> _Task details_
The listing below is to be output in its exact form.

-- begin Dataset rows --

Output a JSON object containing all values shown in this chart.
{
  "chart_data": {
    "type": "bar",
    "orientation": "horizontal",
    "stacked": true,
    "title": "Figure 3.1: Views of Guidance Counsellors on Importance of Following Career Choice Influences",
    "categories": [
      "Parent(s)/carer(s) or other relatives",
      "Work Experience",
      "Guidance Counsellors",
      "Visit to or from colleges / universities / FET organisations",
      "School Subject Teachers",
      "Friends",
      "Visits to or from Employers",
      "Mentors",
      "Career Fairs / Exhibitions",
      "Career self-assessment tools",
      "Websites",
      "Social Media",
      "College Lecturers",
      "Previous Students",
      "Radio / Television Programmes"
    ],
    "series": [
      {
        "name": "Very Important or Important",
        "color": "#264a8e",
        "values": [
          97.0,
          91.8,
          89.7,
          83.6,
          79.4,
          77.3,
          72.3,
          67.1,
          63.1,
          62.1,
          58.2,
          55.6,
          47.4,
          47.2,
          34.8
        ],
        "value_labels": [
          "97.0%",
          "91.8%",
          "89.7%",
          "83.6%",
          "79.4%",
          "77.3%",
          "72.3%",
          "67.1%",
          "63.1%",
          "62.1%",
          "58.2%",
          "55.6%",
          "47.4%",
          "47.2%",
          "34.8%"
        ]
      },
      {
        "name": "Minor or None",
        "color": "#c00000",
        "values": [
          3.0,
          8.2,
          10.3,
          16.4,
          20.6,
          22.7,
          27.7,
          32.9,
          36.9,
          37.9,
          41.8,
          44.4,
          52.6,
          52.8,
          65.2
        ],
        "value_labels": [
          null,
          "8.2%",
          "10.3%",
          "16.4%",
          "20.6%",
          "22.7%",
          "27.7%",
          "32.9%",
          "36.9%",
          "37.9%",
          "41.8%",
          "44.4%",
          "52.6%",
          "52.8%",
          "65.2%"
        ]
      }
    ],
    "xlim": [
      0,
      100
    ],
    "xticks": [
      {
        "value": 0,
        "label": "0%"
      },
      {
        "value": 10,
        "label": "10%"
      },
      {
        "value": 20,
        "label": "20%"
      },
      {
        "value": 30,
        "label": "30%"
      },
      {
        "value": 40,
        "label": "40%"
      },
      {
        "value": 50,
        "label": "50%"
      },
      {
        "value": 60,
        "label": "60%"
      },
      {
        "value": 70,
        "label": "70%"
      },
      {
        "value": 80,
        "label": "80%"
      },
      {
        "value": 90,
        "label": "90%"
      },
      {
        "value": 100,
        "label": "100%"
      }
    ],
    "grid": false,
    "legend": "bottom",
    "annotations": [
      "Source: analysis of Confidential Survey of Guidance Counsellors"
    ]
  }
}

-- end Dataset rows --

> _Exercise result_
Output a JSON object containing all values shown in this chart.
{
  "chart_data": {
    "type": "bar",
    "orientation": "horizontal",
    "stacked": true,
    "title": "Figure 3.1: Views of Guidance Counsellors on Importance of Following Career Choice Influences",
    "categories": [
      "Parent(s)/carer(s) or other relatives",
      "Work Experience",
      "Guidance Counsellors",
      "Visit to or from colleges / universities / FET organisations",
      "School Subject Teachers",
      "Friends",
      "Visits to or from Employers",
      "Mentors",
      "Career Fairs / Exhibitions",
      "Career self-assessment tools",
      "Websites",
      "Social Media",
      "College Lecturers",
      "Previous Students",
      "Radio / Television Programmes"
    ],
    "series": [
      {
        "name": "Very Important or Important",
        "color": "#264a8e",
        "values": [
          97.0,
          91.8,
          89.7,
          83.6,
          79.4,
          77.3,
          72.3,
          67.1,
          63.1,
          62.1,
          58.2,
          55.6,
          47.4,
          47.2,
          34.8
        ],
        "value_labels": [
          "97.0%",
          "91.8%",
          "89.7%",
          "83.6%",
          "79.4%",
          "77.3%",
          "72.3%",
          "67.1%",
          "63.1%",
          "62.1%",
          "58.2%",
          "55.6%",
          "47.4%",
          "47.2%",
          "34.8%"
        ]
      },
      {
        "name": "Minor or None",
        "color": "#c00000",
        "values": [
          3.0,
          8.2,
          10.3,
          16.4,
          20.6,
          22.7,
          27.7,
          32.9,
          36.9,
          37.9,
          41.8,
          44.4,
          52.6,
          52.8,
          65.2
        ],
        "value_labels": [
          null,
          "8.2%",
          "10.3%",
          "16.4%",
          "20.6%",
          "22.7%",
          "27.7%",
          "32.9%",
          "36.9%",
          "37.9%",
          "41.8%",
          "44.4%",
          "52.6%",
          "52.8%",
          "65.2%"
        ]
      }
    ],
    "xlim": [
      0,
      100
    ],
    "xticks": [
      {
        "value": 0,
        "label": "0%"
      },
      {
        "value": 10,
        "label": "10%"
      },
      {
        "value": 20,
        "label": "20%"
      },
      {
        "value": 30,
        "label": "30%"
      },
      {
        "value": 40,
        "label": "40%"
      },
      {
        "value": 50,
        "label": "50%"
      },
      {
        "value": 60,
        "label": "60%"
      },
      {
        "value": 70,
        "label": "70%"
      },
      {
        "value": 80,
        "label": "80%"
      },
      {
        "value": 90,
        "label": "90%"
      },
      {
        "value": 100,
        "label": "100%"
      }
    ],
    "grid": false,
    "legend": "bottom",
    "annotations": [
      "Source: analysis of Confidential Survey of Guidance Counsellors"
    ]
  }
}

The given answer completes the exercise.